┌─ Provided data

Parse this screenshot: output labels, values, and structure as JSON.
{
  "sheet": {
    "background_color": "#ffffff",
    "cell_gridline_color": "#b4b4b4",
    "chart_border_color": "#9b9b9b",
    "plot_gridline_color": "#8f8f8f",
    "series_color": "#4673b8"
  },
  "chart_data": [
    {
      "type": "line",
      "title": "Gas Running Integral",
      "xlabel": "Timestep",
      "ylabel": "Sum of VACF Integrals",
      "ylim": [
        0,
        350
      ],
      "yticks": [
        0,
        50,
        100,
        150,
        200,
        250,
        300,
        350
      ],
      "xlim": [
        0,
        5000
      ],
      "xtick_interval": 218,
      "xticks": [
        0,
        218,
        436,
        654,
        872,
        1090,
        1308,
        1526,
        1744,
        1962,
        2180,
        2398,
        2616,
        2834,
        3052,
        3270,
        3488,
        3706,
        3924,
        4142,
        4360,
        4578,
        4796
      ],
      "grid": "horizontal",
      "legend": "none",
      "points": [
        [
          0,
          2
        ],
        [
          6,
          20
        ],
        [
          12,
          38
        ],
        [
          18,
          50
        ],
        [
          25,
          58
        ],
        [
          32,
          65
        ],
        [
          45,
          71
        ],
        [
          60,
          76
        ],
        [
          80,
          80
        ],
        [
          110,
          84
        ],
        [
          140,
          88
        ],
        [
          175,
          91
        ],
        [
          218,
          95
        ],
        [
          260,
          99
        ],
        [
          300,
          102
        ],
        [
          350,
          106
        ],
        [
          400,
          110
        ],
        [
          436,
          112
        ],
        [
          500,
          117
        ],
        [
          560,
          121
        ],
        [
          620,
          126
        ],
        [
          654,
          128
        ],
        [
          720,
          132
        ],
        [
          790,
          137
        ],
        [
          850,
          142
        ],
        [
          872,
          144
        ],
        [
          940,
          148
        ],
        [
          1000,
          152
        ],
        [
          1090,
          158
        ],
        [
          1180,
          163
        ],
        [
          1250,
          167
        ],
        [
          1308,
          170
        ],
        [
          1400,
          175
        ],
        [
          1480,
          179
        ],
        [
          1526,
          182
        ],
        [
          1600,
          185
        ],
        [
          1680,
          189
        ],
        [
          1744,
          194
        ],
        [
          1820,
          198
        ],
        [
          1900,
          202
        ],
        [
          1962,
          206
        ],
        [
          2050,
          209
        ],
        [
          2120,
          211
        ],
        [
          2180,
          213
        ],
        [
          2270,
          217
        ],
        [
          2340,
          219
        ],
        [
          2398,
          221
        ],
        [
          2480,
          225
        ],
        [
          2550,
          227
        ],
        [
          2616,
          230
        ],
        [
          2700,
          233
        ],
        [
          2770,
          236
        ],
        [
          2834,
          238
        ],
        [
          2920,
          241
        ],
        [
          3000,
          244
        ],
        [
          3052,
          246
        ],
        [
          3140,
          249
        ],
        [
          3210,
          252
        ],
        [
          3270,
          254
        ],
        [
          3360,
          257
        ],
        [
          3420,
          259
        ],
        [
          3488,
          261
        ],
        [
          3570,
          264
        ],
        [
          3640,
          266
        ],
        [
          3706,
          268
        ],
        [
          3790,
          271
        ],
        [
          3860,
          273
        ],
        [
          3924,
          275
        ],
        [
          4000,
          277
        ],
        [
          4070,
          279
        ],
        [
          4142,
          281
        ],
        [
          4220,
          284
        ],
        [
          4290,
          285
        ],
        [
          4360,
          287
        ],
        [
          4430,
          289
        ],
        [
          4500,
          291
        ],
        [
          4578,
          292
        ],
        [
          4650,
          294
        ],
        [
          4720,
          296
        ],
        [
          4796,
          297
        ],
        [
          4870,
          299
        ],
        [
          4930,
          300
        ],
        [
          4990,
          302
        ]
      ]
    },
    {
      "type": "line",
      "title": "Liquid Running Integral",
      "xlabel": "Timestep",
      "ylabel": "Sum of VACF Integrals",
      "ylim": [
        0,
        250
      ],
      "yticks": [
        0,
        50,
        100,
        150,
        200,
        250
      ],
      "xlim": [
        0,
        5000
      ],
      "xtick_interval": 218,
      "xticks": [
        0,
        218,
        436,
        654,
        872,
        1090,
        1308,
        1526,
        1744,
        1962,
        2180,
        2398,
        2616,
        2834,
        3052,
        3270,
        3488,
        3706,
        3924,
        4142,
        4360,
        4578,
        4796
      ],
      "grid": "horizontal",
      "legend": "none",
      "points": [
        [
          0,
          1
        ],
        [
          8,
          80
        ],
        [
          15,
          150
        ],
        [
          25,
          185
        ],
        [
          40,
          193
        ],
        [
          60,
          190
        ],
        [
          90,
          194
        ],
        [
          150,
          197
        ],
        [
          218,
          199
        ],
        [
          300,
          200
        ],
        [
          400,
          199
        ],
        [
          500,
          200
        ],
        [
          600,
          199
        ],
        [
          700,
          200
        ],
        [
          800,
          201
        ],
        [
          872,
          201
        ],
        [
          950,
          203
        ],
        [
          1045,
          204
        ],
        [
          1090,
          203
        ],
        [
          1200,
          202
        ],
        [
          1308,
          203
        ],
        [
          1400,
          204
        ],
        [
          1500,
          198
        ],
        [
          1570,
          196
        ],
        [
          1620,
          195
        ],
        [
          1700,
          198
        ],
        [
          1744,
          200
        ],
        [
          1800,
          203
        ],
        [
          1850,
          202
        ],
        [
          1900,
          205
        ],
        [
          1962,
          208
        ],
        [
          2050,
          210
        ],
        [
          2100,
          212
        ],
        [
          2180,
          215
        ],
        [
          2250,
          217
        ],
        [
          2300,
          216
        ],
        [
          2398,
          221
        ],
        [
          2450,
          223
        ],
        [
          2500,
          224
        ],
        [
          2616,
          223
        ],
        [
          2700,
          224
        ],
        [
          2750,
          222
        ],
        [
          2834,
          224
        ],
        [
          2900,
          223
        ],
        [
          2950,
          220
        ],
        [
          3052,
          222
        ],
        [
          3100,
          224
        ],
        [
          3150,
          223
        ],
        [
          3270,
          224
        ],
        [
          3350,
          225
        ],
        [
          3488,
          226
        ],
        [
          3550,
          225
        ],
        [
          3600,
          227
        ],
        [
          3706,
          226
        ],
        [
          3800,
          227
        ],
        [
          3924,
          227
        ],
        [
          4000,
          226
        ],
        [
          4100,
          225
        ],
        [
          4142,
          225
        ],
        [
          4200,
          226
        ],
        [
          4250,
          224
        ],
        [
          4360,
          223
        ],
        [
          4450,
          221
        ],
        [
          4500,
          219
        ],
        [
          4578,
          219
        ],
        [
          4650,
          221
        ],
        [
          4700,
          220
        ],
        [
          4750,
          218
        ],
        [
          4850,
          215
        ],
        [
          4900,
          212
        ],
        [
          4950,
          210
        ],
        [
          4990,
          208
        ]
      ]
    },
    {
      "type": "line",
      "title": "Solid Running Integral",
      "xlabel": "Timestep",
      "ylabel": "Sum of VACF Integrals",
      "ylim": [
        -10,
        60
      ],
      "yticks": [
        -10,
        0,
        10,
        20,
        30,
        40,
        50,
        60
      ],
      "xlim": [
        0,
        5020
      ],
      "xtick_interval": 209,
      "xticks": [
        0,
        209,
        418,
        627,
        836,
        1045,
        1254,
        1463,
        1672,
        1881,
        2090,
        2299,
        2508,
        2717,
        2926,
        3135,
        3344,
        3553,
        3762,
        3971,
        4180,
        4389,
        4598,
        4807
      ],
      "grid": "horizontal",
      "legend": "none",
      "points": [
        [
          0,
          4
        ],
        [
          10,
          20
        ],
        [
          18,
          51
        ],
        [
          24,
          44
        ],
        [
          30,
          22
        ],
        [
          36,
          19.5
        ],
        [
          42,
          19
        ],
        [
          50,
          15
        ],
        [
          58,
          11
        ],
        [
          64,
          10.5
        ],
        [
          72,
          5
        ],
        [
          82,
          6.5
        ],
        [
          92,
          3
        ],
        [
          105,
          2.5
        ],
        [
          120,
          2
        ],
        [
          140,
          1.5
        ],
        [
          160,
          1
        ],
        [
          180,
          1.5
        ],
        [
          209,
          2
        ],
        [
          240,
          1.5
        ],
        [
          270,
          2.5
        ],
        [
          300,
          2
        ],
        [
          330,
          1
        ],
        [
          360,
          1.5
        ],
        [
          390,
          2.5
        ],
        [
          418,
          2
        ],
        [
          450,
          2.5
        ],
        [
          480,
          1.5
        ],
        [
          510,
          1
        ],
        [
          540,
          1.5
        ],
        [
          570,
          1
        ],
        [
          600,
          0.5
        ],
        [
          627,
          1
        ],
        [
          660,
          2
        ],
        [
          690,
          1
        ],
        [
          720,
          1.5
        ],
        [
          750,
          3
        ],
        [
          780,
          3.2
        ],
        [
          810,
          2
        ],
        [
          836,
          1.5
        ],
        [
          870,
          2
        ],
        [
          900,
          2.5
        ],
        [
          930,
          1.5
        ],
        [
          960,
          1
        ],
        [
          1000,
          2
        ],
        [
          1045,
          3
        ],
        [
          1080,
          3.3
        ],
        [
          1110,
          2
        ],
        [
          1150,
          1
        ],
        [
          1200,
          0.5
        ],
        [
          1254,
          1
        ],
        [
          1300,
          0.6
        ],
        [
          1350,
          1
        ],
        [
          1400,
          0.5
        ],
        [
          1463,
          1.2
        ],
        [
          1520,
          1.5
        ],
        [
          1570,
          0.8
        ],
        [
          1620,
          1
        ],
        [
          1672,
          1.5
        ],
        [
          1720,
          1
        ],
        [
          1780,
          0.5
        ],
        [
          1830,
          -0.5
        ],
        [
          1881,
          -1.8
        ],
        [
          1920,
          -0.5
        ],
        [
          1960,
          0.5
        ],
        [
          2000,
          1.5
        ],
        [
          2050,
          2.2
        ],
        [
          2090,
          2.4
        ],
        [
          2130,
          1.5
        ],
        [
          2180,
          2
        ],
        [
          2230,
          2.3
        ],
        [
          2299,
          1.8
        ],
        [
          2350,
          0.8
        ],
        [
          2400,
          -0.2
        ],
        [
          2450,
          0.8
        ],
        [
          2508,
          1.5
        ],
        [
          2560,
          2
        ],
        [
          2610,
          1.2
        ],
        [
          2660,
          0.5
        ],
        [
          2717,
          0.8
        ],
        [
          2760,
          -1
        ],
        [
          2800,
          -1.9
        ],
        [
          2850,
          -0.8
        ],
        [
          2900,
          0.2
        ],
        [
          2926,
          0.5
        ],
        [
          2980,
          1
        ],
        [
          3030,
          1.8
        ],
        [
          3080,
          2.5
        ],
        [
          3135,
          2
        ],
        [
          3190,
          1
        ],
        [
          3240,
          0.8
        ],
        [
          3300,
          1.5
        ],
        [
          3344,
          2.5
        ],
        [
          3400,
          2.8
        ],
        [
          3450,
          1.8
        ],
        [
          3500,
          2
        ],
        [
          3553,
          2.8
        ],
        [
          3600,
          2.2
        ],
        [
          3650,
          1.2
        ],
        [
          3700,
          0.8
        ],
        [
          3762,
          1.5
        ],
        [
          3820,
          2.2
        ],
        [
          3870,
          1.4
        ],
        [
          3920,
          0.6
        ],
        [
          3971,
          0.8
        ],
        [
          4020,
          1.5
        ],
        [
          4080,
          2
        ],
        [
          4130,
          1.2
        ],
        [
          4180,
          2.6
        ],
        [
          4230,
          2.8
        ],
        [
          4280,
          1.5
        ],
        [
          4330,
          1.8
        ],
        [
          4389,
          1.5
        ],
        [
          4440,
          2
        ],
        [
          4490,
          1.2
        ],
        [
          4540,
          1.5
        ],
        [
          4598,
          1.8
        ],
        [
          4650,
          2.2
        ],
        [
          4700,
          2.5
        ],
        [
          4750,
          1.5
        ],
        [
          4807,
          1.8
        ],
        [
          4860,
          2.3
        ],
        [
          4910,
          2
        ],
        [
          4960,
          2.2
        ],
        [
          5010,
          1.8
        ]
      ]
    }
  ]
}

└─

Locate all lines holding the word "Running", then copy them out.

Output for this task:
      "title": "Gas Running Integral",
      "title": "Liquid Running Integral",
      "title": "Solid Running Integral",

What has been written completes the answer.